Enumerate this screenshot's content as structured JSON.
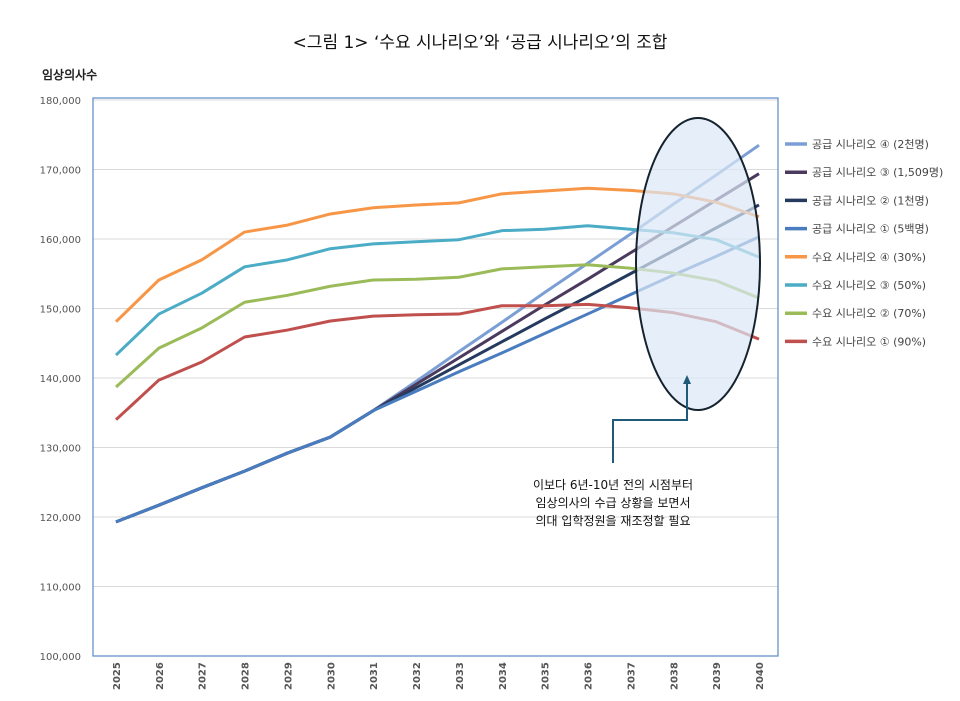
{
  "chart_data": {
    "type": "line",
    "title": "<그림 1> ‘수요 시나리오’와 ‘공급 시나리오’의 조합",
    "ylabel": "임상의사수",
    "xlabel": "",
    "ylim": [
      100000,
      180000
    ],
    "yticks": [
      "100,000",
      "110,000",
      "120,000",
      "130,000",
      "140,000",
      "150,000",
      "160,000",
      "170,000",
      "180,000"
    ],
    "x": [
      "2025",
      "2026",
      "2027",
      "2028",
      "2029",
      "2030",
      "2031",
      "2032",
      "2033",
      "2034",
      "2035",
      "2036",
      "2037",
      "2038",
      "2039",
      "2040"
    ],
    "grid": true,
    "legend_position": "right",
    "series": [
      {
        "name": "공급 시나리오 ④ (2천명)",
        "color": "#7b9fd4",
        "values": [
          119300,
          121700,
          124200,
          126600,
          129200,
          131500,
          135300,
          139500,
          143800,
          148000,
          152300,
          156500,
          160700,
          165000,
          169200,
          173500
        ]
      },
      {
        "name": "공급 시나리오 ③ (1,509명)",
        "color": "#4b3a5e",
        "values": [
          119300,
          121700,
          124200,
          126600,
          129200,
          131500,
          135300,
          139100,
          142900,
          146700,
          150500,
          154200,
          158000,
          161800,
          165600,
          169400
        ]
      },
      {
        "name": "공급 시나리오 ② (1천명)",
        "color": "#243a5e",
        "values": [
          119300,
          121700,
          124200,
          126600,
          129200,
          131500,
          135300,
          138600,
          141900,
          145200,
          148500,
          151700,
          155000,
          158300,
          161600,
          164900
        ]
      },
      {
        "name": "공급 시나리오 ① (5백명)",
        "color": "#4a7cc0",
        "values": [
          119300,
          121700,
          124200,
          126600,
          129200,
          131500,
          135300,
          138100,
          140900,
          143600,
          146400,
          149200,
          152000,
          154800,
          157500,
          160300
        ]
      },
      {
        "name": "수요 시나리오 ④ (30%)",
        "color": "#f79646",
        "values": [
          148100,
          154100,
          157000,
          161000,
          162000,
          163600,
          164500,
          164900,
          165200,
          166500,
          166900,
          167300,
          167000,
          166500,
          165300,
          163200
        ]
      },
      {
        "name": "수요 시나리오 ③ (50%)",
        "color": "#4bacc6",
        "values": [
          143300,
          149200,
          152200,
          156000,
          157000,
          158600,
          159300,
          159600,
          159900,
          161200,
          161400,
          161900,
          161400,
          160900,
          159900,
          157400
        ]
      },
      {
        "name": "수요 시나리오 ② (70%)",
        "color": "#9bbb59",
        "values": [
          138700,
          144300,
          147200,
          150900,
          151900,
          153200,
          154100,
          154200,
          154500,
          155700,
          156000,
          156300,
          155800,
          155100,
          154000,
          151500
        ]
      },
      {
        "name": "수요 시나리오 ① (90%)",
        "color": "#c0504d",
        "values": [
          134000,
          139700,
          142300,
          145900,
          146900,
          148200,
          148900,
          149100,
          149200,
          150400,
          150400,
          150600,
          150100,
          149400,
          148100,
          145600
        ]
      }
    ],
    "annotation": [
      "이보다 6년-10년 전의 시점부터",
      "임상의사의 수급 상황을 보면서",
      "의대 입학정원을 재조정할 필요"
    ]
  }
}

• • • •

_Exercise brief:_ From the listing above, pick out every line containing "color".

_Solution for this task:_
        "color": "#7b9fd4",
        "color": "#4b3a5e",
        "color": "#243a5e",
        "color": "#4a7cc0",
        "color": "#f79646",
        "color": "#4bacc6",
        "color": "#9bbb59",
        "color": "#c0504d",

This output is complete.